## WHAT NEEDS TO BE DONE
Write out every line below that includes the word "xlabel".

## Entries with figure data
......

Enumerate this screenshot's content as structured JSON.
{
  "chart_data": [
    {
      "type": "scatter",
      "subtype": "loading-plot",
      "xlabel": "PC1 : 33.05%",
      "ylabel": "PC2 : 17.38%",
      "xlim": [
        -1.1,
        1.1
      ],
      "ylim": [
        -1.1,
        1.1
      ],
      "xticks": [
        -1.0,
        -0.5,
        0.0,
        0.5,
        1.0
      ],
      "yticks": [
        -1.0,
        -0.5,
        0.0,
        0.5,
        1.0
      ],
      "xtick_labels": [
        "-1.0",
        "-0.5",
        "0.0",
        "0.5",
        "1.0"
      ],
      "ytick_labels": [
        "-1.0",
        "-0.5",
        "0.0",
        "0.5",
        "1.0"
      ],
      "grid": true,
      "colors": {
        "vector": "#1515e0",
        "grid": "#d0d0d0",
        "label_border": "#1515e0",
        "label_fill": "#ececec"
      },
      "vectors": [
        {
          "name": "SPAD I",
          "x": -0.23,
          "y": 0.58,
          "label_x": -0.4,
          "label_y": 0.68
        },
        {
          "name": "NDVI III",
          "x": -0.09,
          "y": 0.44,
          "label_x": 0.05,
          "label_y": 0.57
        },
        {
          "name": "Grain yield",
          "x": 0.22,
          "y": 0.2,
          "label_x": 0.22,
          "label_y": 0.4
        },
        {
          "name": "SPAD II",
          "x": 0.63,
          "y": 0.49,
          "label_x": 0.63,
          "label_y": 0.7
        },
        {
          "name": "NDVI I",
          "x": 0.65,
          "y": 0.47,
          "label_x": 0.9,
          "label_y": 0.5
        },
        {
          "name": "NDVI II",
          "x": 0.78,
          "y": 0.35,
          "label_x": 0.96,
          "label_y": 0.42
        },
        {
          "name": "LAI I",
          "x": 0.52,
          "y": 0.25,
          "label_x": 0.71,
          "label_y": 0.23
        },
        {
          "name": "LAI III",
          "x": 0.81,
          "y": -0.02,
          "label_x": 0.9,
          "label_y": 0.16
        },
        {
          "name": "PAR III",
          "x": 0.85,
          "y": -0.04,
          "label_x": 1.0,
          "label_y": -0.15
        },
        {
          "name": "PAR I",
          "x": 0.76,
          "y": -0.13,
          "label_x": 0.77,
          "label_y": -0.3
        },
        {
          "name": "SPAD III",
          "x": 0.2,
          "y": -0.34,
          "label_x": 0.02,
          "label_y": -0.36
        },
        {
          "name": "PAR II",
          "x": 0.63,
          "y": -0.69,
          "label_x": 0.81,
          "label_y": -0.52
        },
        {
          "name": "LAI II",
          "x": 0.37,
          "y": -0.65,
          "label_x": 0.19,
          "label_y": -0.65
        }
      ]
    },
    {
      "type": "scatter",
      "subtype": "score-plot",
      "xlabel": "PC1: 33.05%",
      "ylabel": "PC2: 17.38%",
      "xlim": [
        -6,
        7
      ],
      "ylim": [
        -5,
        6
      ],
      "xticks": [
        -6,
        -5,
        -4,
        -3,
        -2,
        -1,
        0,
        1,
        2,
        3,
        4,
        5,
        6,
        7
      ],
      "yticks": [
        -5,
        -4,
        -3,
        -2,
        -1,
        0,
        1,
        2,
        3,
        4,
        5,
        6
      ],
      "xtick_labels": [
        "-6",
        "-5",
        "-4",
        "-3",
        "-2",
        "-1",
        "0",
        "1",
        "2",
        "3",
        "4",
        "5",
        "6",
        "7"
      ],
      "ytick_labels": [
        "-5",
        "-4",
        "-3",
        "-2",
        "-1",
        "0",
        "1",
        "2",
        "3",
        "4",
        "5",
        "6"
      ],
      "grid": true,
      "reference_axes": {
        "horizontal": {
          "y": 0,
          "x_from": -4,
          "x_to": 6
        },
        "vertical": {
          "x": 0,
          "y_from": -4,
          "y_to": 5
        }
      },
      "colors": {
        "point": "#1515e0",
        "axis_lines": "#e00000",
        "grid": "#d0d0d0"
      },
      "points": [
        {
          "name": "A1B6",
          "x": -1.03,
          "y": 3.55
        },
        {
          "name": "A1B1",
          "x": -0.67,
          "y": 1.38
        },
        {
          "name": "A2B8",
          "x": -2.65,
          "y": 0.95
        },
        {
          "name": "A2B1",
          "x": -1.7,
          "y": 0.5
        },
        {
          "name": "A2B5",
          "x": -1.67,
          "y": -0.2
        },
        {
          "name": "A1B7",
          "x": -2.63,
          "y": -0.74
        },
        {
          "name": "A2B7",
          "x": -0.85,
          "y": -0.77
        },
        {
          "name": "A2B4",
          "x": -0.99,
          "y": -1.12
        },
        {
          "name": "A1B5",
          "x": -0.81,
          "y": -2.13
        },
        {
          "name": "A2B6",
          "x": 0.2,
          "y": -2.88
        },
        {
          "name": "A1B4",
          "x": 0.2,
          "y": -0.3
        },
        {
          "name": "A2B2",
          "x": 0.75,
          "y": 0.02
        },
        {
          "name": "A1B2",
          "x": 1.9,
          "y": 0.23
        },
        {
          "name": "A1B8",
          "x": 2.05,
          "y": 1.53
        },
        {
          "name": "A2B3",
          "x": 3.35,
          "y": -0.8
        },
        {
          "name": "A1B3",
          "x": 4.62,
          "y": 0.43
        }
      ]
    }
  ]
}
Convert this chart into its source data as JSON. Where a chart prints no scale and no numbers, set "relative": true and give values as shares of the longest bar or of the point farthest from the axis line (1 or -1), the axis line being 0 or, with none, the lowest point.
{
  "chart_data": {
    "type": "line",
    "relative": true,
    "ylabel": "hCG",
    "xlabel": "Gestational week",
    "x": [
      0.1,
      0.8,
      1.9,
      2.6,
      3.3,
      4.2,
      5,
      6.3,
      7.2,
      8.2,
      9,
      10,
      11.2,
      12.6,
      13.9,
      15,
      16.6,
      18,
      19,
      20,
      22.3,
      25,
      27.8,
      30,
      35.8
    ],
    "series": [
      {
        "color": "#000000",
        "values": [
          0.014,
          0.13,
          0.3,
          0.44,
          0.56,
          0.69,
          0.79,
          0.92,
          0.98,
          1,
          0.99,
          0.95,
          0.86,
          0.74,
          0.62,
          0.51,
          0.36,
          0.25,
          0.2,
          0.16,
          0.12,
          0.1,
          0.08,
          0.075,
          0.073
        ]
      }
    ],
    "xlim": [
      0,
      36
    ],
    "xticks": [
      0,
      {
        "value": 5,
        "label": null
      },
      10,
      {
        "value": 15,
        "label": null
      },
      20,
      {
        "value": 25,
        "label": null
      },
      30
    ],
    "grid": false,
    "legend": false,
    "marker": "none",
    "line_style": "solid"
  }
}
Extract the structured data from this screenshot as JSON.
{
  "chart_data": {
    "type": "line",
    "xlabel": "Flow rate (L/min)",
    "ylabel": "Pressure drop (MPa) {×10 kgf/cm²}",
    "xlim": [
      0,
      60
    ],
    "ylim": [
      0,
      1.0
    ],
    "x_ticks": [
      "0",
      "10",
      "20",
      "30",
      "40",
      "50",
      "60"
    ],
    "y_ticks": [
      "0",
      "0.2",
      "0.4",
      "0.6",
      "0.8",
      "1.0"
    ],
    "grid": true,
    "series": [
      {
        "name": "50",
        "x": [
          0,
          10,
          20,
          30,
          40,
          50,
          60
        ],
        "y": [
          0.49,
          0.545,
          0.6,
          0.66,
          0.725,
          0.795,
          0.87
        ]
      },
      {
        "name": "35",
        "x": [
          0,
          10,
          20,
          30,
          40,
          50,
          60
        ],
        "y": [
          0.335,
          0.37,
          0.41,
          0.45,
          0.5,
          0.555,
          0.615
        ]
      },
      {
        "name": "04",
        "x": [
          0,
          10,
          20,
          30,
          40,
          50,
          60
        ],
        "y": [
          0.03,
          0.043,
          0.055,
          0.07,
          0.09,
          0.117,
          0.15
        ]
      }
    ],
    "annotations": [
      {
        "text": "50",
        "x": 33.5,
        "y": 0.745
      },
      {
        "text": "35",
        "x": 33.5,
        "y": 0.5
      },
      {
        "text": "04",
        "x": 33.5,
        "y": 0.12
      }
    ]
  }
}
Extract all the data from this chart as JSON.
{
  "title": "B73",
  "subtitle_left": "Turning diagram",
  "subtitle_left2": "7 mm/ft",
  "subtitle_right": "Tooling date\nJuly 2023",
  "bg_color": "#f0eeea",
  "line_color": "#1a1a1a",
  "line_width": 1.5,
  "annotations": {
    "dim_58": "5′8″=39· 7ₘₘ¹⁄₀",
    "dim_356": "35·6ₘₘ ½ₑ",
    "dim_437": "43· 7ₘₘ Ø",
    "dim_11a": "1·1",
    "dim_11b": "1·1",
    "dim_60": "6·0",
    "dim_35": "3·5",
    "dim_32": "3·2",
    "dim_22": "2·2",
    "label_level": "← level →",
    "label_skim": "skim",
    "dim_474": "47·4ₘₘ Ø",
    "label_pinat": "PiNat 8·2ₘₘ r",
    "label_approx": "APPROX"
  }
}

......

## WRITTEN RESPONSE
      "xlabel": "PC1 : 33.05%",
      "xlabel": "PC1: 33.05%",
    "xlabel": "Gestational week",
    "xlabel": "Flow rate (L/min)",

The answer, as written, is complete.